WHAT THE TASK REQUIRES -> Quote every line below exactly as it reads.

[Stored items]
++++++++++++++++++++

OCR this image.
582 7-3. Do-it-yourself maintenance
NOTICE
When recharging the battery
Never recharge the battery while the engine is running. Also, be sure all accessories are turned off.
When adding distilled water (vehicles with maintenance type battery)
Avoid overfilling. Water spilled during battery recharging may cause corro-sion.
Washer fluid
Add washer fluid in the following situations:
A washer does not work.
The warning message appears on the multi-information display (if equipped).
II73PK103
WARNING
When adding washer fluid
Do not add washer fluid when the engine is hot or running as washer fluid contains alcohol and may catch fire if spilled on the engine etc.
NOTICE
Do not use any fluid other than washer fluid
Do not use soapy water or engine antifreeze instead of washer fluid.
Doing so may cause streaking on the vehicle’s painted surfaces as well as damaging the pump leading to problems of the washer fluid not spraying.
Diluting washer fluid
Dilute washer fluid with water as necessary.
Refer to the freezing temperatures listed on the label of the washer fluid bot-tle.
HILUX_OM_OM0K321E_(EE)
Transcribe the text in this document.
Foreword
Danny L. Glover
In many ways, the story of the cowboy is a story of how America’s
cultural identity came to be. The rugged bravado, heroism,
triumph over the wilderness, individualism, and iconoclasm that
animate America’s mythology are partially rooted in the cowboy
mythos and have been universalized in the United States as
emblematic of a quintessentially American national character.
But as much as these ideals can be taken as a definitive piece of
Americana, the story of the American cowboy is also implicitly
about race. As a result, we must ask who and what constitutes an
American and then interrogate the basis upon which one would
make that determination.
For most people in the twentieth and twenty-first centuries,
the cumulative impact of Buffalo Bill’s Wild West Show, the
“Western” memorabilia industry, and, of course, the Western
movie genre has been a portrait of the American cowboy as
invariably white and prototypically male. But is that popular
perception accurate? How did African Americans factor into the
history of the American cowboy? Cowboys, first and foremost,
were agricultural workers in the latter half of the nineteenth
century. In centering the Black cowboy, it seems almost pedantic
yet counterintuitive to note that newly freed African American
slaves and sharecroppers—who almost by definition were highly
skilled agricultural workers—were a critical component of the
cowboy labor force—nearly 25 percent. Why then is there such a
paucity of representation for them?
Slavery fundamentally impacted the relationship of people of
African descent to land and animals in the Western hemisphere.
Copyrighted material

++++++++++++++++++++

THE OUTPUT ->
OCR this image.
582 7-3. Do-it-yourself maintenance
NOTICE
When recharging the battery
Never recharge the battery while the engine is running. Also, be sure all accessories are turned off.
When adding distilled water (vehicles with maintenance type battery)
Avoid overfilling. Water spilled during battery recharging may cause corro-sion.
Washer fluid
Add washer fluid in the following situations:
A washer does not work.
The warning message appears on the multi-information display (if equipped).
II73PK103
WARNING
When adding washer fluid
Do not add washer fluid when the engine is hot or running as washer fluid contains alcohol and may catch fire if spilled on the engine etc.
NOTICE
Do not use any fluid other than washer fluid
Do not use soapy water or engine antifreeze instead of washer fluid.
Doing so may cause streaking on the vehicle’s painted surfaces as well as damaging the pump leading to problems of the washer fluid not spraying.
Diluting washer fluid
Dilute washer fluid with water as necessary.
Refer to the freezing temperatures listed on the label of the washer fluid bot-tle.
HILUX_OM_OM0K321E_(EE)
Transcribe the text in this document.
Foreword
Danny L. Glover
In many ways, the story of the cowboy is a story of how America’s
cultural identity came to be. The rugged bravado, heroism,
triumph over the wilderness, individualism, and iconoclasm that
animate America’s mythology are partially rooted in the cowboy
mythos and have been universalized in the United States as
emblematic of a quintessentially American national character.
But as much as these ideals can be taken as a definitive piece of
Americana, the story of the American cowboy is also implicitly
about race. As a result, we must ask who and what constitutes an
American and then interrogate the basis upon which one would
make that determination.
For most people in the twentieth and twenty-first centuries,
the cumulative impact of Buffalo Bill’s Wild West Show, the
“Western” memorabilia industry, and, of course, the Western
movie genre has been a portrait of the American cowboy as
invariably white and prototypically male. But is that popular
perception accurate? How did African Americans factor into the
history of the American cowboy? Cowboys, first and foremost,
were agricultural workers in the latter half of the nineteenth
century. In centering the Black cowboy, it seems almost pedantic
yet counterintuitive to note that newly freed African American
slaves and sharecroppers—who almost by definition were highly
skilled agricultural workers—were a critical component of the
cowboy labor force—nearly 25 percent. Why then is there such a
paucity of representation for them?
Slavery fundamentally impacted the relationship of people of
African descent to land and animals in the Western hemisphere.
Copyrighted material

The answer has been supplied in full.